Stated task: The records that follow are to be repeated without alteration.

(Extracted data entries)
******************************

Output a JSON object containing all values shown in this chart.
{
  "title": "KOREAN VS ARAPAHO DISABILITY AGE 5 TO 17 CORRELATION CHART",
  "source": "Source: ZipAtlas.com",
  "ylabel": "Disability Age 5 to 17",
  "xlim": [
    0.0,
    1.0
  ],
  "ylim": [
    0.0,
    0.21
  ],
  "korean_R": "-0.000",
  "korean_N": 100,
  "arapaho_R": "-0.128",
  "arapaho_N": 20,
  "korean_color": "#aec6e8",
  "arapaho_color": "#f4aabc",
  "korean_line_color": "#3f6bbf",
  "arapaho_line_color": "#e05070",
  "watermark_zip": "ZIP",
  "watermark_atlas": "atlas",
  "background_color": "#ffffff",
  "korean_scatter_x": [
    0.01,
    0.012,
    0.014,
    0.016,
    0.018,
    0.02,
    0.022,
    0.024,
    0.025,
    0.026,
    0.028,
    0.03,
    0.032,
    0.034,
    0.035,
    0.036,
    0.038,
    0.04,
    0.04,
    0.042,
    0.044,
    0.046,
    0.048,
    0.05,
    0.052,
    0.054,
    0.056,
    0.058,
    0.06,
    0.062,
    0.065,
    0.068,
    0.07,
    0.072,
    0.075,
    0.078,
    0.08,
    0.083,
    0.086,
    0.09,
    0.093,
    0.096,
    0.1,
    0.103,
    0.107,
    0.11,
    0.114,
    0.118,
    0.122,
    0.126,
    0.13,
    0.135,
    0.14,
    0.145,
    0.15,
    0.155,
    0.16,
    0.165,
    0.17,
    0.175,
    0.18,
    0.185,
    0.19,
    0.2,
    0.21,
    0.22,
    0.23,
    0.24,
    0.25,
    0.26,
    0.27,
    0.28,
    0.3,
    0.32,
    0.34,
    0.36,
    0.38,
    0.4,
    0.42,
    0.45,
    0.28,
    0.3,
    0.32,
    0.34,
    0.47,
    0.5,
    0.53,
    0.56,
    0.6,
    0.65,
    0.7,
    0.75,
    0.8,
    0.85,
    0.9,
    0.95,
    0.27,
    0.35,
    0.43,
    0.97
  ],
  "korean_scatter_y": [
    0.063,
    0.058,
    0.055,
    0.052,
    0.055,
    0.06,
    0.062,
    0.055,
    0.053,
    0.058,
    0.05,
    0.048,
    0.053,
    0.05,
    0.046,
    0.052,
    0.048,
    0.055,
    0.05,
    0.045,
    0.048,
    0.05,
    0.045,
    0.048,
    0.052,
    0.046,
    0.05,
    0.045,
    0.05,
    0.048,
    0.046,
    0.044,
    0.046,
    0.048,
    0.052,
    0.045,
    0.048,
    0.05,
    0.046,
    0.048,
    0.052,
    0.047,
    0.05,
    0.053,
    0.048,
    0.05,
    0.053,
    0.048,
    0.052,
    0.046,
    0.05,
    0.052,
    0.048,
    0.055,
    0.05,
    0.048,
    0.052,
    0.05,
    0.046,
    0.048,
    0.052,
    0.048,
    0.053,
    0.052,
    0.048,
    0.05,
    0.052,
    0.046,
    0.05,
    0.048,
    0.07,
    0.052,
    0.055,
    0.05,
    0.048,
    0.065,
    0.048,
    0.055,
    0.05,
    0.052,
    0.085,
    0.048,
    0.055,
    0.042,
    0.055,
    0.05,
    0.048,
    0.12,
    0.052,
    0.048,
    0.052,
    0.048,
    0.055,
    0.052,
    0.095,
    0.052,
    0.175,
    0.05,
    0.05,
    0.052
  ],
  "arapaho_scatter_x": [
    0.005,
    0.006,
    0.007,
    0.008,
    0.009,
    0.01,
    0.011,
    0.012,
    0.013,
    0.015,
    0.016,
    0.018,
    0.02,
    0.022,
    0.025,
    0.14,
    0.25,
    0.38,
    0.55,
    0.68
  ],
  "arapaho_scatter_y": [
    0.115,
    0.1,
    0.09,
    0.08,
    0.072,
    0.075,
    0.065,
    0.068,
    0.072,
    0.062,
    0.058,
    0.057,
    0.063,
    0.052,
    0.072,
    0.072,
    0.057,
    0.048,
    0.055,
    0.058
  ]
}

******************************

Result below:
Output a JSON object containing all values shown in this chart.
{
  "title": "KOREAN VS ARAPAHO DISABILITY AGE 5 TO 17 CORRELATION CHART",
  "source": "Source: ZipAtlas.com",
  "ylabel": "Disability Age 5 to 17",
  "xlim": [
    0.0,
    1.0
  ],
  "ylim": [
    0.0,
    0.21
  ],
  "korean_R": "-0.000",
  "korean_N": 100,
  "arapaho_R": "-0.128",
  "arapaho_N": 20,
  "korean_color": "#aec6e8",
  "arapaho_color": "#f4aabc",
  "korean_line_color": "#3f6bbf",
  "arapaho_line_color": "#e05070",
  "watermark_zip": "ZIP",
  "watermark_atlas": "atlas",
  "background_color": "#ffffff",
  "korean_scatter_x": [
    0.01,
    0.012,
    0.014,
    0.016,
    0.018,
    0.02,
    0.022,
    0.024,
    0.025,
    0.026,
    0.028,
    0.03,
    0.032,
    0.034,
    0.035,
    0.036,
    0.038,
    0.04,
    0.04,
    0.042,
    0.044,
    0.046,
    0.048,
    0.05,
    0.052,
    0.054,
    0.056,
    0.058,
    0.06,
    0.062,
    0.065,
    0.068,
    0.07,
    0.072,
    0.075,
    0.078,
    0.08,
    0.083,
    0.086,
    0.09,
    0.093,
    0.096,
    0.1,
    0.103,
    0.107,
    0.11,
    0.114,
    0.118,
    0.122,
    0.126,
    0.13,
    0.135,
    0.14,
    0.145,
    0.15,
    0.155,
    0.16,
    0.165,
    0.17,
    0.175,
    0.18,
    0.185,
    0.19,
    0.2,
    0.21,
    0.22,
    0.23,
    0.24,
    0.25,
    0.26,
    0.27,
    0.28,
    0.3,
    0.32,
    0.34,
    0.36,
    0.38,
    0.4,
    0.42,
    0.45,
    0.28,
    0.3,
    0.32,
    0.34,
    0.47,
    0.5,
    0.53,
    0.56,
    0.6,
    0.65,
    0.7,
    0.75,
    0.8,
    0.85,
    0.9,
    0.95,
    0.27,
    0.35,
    0.43,
    0.97
  ],
  "korean_scatter_y": [
    0.063,
    0.058,
    0.055,
    0.052,
    0.055,
    0.06,
    0.062,
    0.055,
    0.053,
    0.058,
    0.05,
    0.048,
    0.053,
    0.05,
    0.046,
    0.052,
    0.048,
    0.055,
    0.05,
    0.045,
    0.048,
    0.05,
    0.045,
    0.048,
    0.052,
    0.046,
    0.05,
    0.045,
    0.05,
    0.048,
    0.046,
    0.044,
    0.046,
    0.048,
    0.052,
    0.045,
    0.048,
    0.05,
    0.046,
    0.048,
    0.052,
    0.047,
    0.05,
    0.053,
    0.048,
    0.05,
    0.053,
    0.048,
    0.052,
    0.046,
    0.05,
    0.052,
    0.048,
    0.055,
    0.05,
    0.048,
    0.052,
    0.05,
    0.046,
    0.048,
    0.052,
    0.048,
    0.053,
    0.052,
    0.048,
    0.05,
    0.052,
    0.046,
    0.05,
    0.048,
    0.07,
    0.052,
    0.055,
    0.05,
    0.048,
    0.065,
    0.048,
    0.055,
    0.05,
    0.052,
    0.085,
    0.048,
    0.055,
    0.042,
    0.055,
    0.05,
    0.048,
    0.12,
    0.052,
    0.048,
    0.052,
    0.048,
    0.055,
    0.052,
    0.095,
    0.052,
    0.175,
    0.05,
    0.05,
    0.052
  ],
  "arapaho_scatter_x": [
    0.005,
    0.006,
    0.007,
    0.008,
    0.009,
    0.01,
    0.011,
    0.012,
    0.013,
    0.015,
    0.016,
    0.018,
    0.02,
    0.022,
    0.025,
    0.14,
    0.25,
    0.38,
    0.55,
    0.68
  ],
  "arapaho_scatter_y": [
    0.115,
    0.1,
    0.09,
    0.08,
    0.072,
    0.075,
    0.065,
    0.068,
    0.072,
    0.062,
    0.058,
    0.057,
    0.063,
    0.052,
    0.072,
    0.072,
    0.057,
    0.048,
    0.055,
    0.058
  ]
}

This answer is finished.